:: GOAL ::
Extract each line containing the string "purple".
★ ★ ★ ★
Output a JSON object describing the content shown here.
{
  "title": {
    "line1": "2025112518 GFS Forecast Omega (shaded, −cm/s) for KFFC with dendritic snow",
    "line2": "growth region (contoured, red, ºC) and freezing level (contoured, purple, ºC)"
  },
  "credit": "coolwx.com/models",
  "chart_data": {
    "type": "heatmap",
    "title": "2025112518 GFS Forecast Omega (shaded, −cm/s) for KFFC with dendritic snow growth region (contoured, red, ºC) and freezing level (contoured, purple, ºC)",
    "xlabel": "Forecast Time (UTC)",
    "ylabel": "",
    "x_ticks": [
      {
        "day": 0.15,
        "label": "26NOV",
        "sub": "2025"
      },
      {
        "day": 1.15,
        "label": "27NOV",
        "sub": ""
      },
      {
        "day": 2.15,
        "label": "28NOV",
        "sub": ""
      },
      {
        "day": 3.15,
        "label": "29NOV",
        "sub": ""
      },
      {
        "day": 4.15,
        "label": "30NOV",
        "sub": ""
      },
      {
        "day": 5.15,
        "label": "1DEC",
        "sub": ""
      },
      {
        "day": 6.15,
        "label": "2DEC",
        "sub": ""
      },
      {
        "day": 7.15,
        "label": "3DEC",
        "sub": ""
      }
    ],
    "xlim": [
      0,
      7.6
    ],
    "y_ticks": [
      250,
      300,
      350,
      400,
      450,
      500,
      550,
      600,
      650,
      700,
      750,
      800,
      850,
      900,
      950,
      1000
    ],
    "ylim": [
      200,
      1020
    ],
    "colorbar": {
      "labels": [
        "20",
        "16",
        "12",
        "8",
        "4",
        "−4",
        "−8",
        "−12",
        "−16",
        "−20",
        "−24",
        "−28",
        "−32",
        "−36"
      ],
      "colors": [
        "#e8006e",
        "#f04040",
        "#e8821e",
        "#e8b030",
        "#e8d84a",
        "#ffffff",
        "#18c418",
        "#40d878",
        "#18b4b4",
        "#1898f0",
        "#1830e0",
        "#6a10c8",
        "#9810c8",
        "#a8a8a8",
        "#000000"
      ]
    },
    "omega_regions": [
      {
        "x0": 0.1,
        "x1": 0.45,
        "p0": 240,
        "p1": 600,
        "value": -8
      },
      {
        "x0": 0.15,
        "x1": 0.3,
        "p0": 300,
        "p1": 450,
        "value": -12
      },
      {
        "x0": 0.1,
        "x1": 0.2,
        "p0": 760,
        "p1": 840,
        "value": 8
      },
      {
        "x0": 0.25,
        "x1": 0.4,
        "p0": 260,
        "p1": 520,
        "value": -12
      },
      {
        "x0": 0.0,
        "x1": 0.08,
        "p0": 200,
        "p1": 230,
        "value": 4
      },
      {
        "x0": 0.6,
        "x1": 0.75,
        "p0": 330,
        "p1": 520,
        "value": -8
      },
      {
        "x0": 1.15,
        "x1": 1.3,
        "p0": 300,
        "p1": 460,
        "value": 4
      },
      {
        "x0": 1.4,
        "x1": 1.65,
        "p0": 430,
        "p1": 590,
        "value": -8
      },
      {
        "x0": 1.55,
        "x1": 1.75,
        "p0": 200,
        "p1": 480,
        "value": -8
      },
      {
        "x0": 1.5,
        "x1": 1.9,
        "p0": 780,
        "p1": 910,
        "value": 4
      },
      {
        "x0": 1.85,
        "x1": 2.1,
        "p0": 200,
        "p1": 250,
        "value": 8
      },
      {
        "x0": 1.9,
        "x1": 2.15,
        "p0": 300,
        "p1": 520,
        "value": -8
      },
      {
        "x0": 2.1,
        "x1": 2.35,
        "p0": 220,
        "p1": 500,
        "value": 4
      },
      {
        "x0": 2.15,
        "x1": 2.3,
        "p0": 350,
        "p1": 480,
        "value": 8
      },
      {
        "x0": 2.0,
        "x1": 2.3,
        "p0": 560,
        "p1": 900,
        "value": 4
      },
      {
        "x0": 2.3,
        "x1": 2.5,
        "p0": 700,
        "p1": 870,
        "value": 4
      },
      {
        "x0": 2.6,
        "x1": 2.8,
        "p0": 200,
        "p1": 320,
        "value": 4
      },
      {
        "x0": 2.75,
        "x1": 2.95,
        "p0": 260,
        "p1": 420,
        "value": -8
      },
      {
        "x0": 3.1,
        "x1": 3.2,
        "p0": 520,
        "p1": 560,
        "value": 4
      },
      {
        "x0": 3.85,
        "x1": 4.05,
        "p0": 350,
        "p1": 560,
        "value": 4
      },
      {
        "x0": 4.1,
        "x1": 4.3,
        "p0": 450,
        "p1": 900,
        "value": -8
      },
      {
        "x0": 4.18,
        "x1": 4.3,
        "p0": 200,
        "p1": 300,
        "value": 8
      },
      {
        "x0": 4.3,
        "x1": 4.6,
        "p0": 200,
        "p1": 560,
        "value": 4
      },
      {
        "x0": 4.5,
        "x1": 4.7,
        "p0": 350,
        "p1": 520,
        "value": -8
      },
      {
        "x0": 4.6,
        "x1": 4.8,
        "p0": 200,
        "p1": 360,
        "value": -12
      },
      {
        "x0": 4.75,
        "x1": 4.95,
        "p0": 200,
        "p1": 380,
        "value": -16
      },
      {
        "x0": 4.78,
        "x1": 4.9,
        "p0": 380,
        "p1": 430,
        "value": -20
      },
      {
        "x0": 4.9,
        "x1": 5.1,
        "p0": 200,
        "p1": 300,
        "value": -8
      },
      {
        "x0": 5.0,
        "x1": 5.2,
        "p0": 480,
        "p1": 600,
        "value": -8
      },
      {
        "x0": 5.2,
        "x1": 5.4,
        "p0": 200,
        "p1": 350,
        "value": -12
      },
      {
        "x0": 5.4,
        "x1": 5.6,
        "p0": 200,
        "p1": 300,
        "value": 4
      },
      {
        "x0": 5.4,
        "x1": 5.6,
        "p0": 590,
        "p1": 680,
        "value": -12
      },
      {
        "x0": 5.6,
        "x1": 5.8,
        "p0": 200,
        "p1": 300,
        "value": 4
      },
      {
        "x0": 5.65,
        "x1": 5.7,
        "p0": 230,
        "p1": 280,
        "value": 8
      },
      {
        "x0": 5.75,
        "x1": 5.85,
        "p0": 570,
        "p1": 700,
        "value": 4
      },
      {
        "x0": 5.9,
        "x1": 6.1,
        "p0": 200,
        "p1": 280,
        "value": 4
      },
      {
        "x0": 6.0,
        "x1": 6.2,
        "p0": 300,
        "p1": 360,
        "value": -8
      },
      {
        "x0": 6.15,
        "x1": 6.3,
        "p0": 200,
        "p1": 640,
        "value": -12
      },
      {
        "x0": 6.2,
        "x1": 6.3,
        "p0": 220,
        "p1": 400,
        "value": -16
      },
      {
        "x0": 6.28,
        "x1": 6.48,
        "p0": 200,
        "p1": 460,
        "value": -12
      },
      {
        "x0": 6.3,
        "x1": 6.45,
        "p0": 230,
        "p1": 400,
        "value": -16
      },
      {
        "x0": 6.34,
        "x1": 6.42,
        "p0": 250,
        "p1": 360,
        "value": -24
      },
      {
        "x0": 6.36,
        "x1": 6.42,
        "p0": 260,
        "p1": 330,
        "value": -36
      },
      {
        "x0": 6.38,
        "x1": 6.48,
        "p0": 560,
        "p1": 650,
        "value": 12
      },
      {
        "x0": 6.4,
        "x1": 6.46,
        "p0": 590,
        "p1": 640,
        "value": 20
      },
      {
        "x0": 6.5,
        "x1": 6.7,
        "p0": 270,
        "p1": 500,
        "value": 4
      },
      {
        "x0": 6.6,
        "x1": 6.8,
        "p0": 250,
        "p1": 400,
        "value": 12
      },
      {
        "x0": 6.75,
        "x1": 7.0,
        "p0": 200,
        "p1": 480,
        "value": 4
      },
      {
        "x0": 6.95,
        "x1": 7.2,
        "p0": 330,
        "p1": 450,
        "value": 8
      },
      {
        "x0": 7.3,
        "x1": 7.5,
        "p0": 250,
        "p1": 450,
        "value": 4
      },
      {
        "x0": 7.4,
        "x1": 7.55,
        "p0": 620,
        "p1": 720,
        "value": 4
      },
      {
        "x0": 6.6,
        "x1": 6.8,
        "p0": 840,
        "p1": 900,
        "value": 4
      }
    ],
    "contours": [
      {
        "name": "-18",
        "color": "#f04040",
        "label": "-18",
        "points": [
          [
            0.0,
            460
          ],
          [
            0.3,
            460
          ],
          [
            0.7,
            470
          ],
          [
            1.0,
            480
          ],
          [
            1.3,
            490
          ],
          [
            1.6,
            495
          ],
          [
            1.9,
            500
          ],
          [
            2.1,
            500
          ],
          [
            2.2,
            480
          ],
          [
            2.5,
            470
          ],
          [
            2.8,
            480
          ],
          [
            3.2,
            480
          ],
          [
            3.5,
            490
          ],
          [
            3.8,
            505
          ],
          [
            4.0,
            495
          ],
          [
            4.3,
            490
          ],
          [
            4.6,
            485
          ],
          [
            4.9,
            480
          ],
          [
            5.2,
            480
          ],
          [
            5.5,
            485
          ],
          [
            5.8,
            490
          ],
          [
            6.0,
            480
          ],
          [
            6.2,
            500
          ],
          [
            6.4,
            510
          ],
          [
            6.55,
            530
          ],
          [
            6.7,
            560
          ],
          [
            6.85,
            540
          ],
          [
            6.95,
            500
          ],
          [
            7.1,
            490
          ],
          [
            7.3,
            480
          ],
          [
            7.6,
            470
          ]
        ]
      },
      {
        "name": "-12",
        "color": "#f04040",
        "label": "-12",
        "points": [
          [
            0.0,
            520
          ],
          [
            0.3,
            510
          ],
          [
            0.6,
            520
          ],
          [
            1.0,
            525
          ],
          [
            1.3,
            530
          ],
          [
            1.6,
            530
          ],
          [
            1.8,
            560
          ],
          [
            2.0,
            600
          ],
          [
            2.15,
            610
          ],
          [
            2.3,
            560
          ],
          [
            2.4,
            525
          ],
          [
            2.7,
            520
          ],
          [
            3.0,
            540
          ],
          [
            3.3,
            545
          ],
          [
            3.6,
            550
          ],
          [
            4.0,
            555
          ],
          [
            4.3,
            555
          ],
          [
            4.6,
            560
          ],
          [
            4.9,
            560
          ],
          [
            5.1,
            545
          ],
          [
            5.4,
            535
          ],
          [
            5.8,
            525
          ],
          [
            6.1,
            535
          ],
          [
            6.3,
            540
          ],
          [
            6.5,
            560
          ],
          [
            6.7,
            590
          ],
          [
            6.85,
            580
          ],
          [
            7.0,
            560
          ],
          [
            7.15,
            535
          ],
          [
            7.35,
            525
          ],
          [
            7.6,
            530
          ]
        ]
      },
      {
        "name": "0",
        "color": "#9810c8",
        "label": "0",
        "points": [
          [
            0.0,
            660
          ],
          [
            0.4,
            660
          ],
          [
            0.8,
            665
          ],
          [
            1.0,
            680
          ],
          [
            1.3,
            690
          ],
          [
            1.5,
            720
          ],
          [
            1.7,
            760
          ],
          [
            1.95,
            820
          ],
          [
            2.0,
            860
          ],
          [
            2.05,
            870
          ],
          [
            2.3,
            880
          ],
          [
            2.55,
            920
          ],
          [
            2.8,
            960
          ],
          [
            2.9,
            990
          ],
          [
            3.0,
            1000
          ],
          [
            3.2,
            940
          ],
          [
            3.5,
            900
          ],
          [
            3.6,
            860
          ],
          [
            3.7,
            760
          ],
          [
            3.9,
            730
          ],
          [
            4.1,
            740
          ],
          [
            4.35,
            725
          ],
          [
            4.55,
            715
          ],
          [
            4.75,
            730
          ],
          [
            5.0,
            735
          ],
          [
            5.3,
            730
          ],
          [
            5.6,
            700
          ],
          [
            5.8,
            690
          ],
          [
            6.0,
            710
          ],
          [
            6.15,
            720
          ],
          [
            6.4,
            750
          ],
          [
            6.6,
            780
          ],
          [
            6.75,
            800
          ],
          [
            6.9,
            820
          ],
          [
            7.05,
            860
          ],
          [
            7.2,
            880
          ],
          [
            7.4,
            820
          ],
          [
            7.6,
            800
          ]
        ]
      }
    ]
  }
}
★ ★ ★ ★
:: THE REPLY ::
    "line2": "growth region (contoured, red, ºC) and freezing level (contoured, purple, ºC)"
    "title": "2025112518 GFS Forecast Omega (shaded, −cm/s) for KFFC with dendritic snow growth region (contoured, red, ºC) and freezing level (contoured, purple, ºC)",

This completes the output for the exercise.